WRITTEN REQUEST
Extract every line that contains the word "representation".

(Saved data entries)
◆ ◆ ◆ ◆
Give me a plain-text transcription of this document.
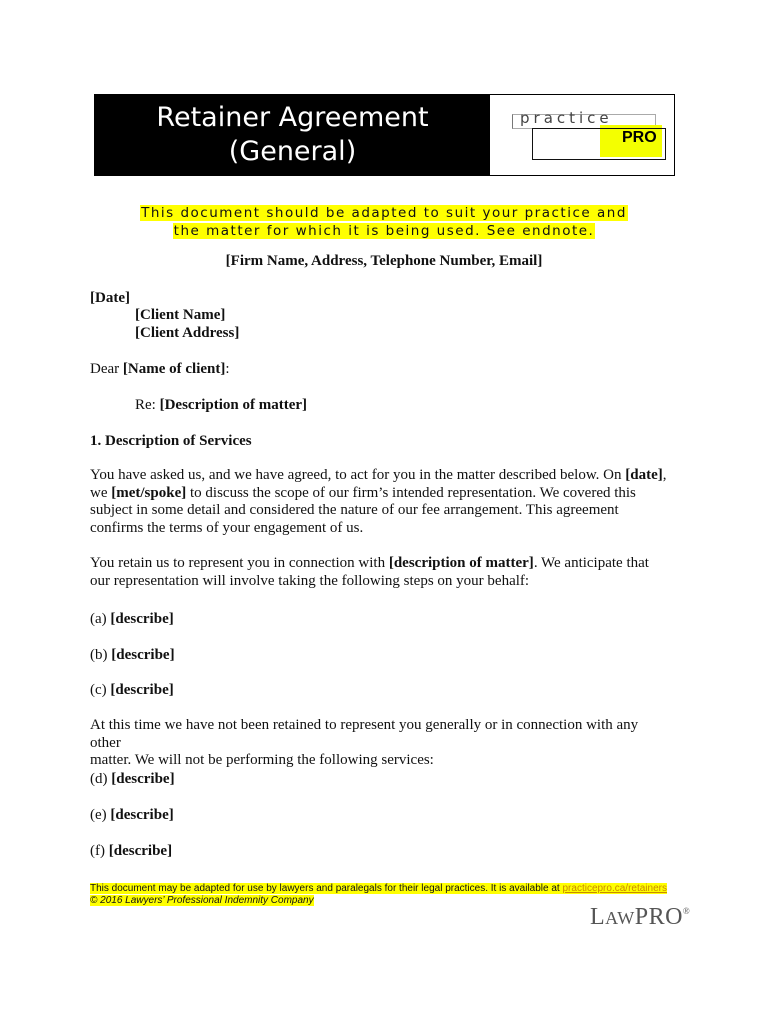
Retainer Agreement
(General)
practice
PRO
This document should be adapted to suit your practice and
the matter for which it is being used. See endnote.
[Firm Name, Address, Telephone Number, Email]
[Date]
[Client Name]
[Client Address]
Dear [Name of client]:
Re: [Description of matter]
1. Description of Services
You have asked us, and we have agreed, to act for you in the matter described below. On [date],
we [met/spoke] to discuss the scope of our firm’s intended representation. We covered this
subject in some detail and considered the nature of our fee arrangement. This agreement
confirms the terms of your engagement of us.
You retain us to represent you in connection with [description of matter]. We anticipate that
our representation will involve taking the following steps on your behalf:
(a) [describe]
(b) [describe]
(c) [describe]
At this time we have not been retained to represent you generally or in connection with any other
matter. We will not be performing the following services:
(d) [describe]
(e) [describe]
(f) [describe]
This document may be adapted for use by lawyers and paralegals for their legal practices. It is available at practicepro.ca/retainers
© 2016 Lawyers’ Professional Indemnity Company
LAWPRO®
◆ ◆ ◆ ◆
ANSWER TO THIS TASK
we [met/spoke] to discuss the scope of our firm’s intended representation. We covered this
our representation will involve taking the following steps on your behalf:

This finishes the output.